### Collection entries
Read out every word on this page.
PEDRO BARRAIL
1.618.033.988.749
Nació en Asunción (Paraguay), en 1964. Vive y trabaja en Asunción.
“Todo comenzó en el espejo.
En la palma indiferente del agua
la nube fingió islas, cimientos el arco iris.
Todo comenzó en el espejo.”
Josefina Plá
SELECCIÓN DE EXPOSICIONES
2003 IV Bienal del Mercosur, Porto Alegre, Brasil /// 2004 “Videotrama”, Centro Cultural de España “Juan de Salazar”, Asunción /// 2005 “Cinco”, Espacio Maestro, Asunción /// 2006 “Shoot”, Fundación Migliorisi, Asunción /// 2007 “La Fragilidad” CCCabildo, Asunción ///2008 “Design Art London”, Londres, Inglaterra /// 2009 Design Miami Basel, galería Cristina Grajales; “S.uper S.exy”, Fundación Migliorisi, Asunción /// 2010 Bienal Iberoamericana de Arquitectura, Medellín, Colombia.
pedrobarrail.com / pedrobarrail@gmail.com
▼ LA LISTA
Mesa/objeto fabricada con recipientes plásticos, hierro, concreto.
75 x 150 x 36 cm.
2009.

### What to work on
Among the records above, find each line holding the string "Todo" and pull it out.

### Reply
“Todo comenzó en el espejo.
Todo comenzó en el espejo.”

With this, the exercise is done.